## WHAT THIS TASK INVOLVES
Filter the records below for the word "into". Copy each line that holds it.

begin RECORDS FOR THE EXERCISE

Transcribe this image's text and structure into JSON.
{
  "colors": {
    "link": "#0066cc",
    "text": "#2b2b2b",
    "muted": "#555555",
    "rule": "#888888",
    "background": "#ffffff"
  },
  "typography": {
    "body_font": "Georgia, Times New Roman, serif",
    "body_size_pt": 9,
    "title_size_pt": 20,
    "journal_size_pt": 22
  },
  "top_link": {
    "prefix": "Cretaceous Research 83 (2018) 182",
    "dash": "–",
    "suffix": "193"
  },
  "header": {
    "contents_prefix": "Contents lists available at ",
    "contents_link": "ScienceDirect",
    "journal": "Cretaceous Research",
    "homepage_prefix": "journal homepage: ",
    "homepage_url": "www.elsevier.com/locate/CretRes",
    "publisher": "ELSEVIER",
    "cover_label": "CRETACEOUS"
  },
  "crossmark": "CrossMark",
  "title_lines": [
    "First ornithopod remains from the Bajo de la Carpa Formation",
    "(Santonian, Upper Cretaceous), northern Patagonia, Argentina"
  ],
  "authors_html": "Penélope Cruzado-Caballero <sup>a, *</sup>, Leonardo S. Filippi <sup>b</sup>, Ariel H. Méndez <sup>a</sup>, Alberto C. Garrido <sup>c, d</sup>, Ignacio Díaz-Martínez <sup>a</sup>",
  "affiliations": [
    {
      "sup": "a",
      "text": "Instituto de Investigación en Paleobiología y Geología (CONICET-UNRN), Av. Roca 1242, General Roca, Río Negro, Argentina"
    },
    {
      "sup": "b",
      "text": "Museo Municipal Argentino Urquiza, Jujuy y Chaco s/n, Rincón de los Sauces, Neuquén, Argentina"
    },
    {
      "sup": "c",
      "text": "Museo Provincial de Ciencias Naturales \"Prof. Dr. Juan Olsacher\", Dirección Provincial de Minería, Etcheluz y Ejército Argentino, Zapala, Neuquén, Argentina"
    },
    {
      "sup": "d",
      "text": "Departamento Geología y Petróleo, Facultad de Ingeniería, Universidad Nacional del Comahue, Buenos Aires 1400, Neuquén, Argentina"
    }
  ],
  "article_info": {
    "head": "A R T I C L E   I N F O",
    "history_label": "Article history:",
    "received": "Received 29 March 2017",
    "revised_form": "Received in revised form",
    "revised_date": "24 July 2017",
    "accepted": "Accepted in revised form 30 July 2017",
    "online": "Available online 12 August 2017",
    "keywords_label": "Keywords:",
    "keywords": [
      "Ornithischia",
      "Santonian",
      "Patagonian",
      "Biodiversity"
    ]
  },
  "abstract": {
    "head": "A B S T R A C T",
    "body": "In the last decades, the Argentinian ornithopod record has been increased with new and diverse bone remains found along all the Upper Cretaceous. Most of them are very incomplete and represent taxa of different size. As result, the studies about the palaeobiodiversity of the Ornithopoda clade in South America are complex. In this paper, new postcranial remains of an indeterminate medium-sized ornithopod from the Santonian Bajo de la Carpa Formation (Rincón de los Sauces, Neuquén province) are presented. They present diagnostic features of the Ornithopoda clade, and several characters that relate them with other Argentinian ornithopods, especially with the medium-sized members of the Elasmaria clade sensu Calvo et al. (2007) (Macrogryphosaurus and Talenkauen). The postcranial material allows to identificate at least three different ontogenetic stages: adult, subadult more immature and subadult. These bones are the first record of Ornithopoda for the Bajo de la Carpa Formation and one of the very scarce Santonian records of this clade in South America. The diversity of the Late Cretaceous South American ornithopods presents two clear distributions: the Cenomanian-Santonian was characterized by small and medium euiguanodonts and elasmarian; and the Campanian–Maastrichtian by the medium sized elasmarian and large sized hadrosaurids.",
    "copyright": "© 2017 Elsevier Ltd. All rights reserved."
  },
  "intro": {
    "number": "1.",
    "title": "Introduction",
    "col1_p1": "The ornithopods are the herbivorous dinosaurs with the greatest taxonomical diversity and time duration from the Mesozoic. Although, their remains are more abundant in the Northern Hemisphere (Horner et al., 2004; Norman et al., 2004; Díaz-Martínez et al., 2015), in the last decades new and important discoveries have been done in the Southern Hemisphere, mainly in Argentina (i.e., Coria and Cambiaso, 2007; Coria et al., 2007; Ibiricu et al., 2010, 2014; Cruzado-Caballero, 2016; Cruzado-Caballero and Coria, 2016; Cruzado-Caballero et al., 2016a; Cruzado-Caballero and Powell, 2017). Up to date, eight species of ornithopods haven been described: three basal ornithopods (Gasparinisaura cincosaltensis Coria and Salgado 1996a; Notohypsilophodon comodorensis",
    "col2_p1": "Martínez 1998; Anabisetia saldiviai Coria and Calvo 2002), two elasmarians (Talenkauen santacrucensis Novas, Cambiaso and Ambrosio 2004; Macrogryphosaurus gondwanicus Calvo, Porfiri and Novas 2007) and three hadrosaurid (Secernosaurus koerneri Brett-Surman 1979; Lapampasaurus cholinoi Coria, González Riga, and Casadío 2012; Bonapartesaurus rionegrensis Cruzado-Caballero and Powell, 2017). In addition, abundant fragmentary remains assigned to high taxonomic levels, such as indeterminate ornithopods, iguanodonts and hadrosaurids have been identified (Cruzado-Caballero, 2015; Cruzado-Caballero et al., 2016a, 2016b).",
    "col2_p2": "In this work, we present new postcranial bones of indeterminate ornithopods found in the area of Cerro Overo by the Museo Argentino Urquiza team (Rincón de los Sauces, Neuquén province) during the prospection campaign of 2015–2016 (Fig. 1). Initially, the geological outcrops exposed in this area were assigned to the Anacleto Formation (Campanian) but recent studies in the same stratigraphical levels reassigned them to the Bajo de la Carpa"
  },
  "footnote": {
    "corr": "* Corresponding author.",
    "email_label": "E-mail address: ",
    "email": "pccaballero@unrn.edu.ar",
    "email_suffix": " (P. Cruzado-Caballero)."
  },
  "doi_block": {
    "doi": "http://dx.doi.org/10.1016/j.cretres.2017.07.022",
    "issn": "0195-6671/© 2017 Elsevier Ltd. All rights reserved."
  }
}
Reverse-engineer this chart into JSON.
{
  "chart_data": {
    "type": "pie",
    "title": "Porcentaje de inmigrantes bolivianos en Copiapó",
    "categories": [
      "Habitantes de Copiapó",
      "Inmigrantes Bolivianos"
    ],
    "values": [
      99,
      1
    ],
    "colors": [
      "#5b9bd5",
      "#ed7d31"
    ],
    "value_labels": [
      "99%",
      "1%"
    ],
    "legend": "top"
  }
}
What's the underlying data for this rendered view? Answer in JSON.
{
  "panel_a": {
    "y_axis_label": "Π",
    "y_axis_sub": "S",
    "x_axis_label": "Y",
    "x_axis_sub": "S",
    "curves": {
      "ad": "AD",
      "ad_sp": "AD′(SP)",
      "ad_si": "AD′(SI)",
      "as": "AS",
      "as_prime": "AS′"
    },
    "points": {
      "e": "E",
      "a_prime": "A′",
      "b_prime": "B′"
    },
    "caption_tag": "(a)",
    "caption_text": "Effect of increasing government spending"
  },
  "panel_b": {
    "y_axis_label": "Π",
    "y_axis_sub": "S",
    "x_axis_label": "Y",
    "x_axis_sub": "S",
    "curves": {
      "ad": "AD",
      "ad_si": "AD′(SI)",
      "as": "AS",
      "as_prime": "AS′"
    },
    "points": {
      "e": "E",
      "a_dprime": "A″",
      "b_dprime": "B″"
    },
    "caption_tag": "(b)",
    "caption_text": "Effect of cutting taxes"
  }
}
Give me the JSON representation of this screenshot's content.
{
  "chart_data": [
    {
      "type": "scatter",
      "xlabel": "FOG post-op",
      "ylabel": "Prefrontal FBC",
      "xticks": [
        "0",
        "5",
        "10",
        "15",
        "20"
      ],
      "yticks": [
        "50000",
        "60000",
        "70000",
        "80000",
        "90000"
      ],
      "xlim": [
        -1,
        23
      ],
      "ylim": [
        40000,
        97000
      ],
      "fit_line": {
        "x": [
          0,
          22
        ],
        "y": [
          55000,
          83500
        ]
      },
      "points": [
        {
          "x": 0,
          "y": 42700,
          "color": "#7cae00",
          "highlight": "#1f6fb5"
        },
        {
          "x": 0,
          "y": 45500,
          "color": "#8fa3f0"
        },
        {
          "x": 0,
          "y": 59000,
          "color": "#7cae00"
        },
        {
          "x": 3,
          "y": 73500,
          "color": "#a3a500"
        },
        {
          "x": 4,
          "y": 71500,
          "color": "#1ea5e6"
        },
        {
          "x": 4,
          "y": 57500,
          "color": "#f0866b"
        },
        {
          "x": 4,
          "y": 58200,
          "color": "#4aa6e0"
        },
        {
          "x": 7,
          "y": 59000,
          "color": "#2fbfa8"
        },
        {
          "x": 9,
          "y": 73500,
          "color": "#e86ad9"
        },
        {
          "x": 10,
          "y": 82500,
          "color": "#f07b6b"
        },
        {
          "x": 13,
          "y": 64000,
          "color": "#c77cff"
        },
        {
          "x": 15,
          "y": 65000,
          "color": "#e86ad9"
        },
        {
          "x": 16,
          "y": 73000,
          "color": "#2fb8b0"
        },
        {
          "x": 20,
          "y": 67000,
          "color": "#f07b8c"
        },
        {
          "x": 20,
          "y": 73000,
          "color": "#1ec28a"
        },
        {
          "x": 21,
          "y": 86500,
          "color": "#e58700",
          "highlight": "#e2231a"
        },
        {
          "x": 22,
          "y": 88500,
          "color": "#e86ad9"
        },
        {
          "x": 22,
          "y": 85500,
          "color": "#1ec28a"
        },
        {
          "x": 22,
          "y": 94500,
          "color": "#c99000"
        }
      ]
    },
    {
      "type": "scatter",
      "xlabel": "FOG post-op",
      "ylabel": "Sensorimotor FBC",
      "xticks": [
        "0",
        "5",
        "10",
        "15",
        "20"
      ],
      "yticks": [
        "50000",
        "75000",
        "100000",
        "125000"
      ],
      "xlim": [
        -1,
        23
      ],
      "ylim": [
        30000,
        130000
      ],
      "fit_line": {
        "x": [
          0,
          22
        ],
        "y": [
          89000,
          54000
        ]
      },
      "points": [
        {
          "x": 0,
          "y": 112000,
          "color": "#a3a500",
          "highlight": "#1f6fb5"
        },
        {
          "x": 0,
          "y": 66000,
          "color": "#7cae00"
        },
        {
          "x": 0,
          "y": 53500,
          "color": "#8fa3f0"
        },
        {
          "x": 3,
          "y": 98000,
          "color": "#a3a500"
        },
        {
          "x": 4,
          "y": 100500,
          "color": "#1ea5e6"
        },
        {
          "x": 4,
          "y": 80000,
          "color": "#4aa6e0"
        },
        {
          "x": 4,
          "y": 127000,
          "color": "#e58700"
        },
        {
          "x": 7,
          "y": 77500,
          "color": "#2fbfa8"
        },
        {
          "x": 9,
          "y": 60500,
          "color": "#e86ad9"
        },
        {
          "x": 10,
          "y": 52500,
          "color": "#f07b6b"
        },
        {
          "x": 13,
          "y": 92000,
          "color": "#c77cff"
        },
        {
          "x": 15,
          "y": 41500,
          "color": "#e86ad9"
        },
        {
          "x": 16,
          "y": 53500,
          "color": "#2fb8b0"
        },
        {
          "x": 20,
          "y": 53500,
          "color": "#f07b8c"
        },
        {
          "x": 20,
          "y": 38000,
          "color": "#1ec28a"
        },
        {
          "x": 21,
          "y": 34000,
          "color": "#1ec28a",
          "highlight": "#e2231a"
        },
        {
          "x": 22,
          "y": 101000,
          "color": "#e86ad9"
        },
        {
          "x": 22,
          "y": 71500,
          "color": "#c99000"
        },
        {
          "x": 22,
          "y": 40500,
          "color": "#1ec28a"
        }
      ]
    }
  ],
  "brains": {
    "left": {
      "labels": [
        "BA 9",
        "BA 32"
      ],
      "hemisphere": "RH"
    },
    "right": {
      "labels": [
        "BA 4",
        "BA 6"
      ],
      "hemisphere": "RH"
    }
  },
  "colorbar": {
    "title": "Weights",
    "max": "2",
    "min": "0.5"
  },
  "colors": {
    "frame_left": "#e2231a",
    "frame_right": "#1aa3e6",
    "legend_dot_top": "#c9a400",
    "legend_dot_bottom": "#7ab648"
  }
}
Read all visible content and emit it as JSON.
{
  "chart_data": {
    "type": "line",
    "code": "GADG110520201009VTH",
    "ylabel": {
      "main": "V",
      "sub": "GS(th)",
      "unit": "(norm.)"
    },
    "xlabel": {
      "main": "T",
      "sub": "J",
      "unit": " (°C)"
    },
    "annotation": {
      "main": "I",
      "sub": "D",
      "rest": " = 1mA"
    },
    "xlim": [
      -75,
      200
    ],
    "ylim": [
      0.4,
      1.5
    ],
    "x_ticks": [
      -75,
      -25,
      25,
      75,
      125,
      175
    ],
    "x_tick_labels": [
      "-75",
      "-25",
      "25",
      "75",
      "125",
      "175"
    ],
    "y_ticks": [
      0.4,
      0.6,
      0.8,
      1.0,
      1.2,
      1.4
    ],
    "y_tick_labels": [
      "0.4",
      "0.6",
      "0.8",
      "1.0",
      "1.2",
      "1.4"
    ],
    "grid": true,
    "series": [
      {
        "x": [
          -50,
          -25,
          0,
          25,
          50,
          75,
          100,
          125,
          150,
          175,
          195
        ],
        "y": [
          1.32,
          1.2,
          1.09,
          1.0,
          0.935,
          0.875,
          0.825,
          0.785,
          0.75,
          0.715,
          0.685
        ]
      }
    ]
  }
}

end RECORDS FOR THE EXERCISE

## EXERCISE OUTPUT
Transcribe this image's text and structure into JSON.
Reverse-engineer this chart into JSON.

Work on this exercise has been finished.